TASK GOAL
Beginning at the line containing "Output the text content of this document.", output every line to the end of the data below exactly as it appears.

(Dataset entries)
+ + + + + + +
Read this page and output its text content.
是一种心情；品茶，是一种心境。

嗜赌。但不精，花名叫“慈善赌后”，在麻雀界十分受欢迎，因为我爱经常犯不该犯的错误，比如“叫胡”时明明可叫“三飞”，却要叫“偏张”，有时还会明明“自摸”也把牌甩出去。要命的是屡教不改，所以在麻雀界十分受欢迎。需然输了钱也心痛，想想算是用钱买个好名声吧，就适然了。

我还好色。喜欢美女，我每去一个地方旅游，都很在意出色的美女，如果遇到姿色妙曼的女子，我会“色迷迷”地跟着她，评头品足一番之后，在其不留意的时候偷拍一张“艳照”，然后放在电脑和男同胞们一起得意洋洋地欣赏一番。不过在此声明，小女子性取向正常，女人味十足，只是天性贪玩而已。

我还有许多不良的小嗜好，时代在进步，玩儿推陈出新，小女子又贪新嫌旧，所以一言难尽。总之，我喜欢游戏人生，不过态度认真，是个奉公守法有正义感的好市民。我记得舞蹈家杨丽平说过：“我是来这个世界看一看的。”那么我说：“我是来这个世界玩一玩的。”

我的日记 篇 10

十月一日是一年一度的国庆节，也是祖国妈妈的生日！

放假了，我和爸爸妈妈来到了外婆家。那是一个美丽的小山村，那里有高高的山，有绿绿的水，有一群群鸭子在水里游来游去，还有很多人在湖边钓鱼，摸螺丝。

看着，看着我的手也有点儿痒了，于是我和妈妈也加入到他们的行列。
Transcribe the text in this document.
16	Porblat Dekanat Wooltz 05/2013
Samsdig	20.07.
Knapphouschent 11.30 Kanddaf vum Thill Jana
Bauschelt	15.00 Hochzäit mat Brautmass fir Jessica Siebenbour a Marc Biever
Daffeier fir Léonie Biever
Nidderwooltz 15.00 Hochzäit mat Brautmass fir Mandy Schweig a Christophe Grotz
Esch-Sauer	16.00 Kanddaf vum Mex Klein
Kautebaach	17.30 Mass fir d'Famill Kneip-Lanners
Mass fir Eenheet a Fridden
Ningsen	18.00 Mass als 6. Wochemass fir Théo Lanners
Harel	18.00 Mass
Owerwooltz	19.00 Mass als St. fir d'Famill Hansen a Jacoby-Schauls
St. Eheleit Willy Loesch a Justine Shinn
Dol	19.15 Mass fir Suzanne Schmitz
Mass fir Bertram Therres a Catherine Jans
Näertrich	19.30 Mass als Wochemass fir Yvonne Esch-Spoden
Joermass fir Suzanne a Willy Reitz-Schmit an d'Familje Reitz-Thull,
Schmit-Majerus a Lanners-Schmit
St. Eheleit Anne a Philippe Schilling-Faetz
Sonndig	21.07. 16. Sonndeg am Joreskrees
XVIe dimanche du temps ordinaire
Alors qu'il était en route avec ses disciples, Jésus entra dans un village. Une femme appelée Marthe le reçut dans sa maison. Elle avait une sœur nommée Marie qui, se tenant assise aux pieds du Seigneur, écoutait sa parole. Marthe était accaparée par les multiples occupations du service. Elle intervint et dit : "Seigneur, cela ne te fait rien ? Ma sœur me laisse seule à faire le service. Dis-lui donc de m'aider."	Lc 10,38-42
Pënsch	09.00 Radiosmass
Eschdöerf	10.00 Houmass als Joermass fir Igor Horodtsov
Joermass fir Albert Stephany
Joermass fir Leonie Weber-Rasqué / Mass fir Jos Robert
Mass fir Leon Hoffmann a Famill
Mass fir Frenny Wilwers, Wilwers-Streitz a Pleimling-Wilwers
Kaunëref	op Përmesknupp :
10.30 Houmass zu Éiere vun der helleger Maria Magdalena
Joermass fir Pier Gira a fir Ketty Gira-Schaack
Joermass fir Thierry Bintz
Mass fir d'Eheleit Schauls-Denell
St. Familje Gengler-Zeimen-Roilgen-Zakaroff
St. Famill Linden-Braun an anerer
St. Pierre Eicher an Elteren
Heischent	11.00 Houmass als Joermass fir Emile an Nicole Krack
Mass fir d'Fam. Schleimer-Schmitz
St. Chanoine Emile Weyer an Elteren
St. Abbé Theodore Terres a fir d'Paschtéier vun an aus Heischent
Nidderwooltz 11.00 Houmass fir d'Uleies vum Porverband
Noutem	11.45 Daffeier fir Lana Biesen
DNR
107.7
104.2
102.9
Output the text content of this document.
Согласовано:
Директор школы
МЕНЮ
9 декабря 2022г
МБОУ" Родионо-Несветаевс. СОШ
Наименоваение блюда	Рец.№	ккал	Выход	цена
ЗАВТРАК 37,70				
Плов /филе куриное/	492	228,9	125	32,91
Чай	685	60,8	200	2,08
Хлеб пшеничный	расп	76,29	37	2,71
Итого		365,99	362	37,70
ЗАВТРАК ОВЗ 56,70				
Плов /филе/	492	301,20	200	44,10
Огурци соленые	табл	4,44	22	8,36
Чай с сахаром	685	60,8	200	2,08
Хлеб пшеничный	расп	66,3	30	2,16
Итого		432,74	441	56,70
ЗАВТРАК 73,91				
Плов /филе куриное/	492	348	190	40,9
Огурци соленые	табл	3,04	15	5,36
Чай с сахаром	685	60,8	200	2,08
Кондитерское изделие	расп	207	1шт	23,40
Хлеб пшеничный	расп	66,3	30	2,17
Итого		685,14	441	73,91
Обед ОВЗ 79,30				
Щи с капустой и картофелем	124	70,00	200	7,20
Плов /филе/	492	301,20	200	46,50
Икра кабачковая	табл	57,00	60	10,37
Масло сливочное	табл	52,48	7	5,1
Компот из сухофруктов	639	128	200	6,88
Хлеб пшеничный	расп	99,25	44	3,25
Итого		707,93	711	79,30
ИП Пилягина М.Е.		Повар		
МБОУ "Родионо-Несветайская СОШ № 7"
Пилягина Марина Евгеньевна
+ + + + + + +
RESPONSE
Output the text content of this document.
Согласовано:
Директор школы
МЕНЮ
9 декабря 2022г
МБОУ" Родионо-Несветаевс. СОШ
Наименоваение блюда	Рец.№	ккал	Выход	цена
ЗАВТРАК 37,70				
Плов /филе куриное/	492	228,9	125	32,91
Чай	685	60,8	200	2,08
Хлеб пшеничный	расп	76,29	37	2,71
Итого		365,99	362	37,70
ЗАВТРАК ОВЗ 56,70				
Плов /филе/	492	301,20	200	44,10
Огурци соленые	табл	4,44	22	8,36
Чай с сахаром	685	60,8	200	2,08
Хлеб пшеничный	расп	66,3	30	2,16
Итого		432,74	441	56,70
ЗАВТРАК 73,91				
Плов /филе куриное/	492	348	190	40,9
Огурци соленые	табл	3,04	15	5,36
Чай с сахаром	685	60,8	200	2,08
Кондитерское изделие	расп	207	1шт	23,40
Хлеб пшеничный	расп	66,3	30	2,17
Итого		685,14	441	73,91
Обед ОВЗ 79,30				
Щи с капустой и картофелем	124	70,00	200	7,20
Плов /филе/	492	301,20	200	46,50
Икра кабачковая	табл	57,00	60	10,37
Масло сливочное	табл	52,48	7	5,1
Компот из сухофруктов	639	128	200	6,88
Хлеб пшеничный	расп	99,25	44	3,25
Итого		707,93	711	79,30
ИП Пилягина М.Е.		Повар		
МБОУ "Родионо-Несветайская СОШ № 7"
Пилягина Марина Евгеньевна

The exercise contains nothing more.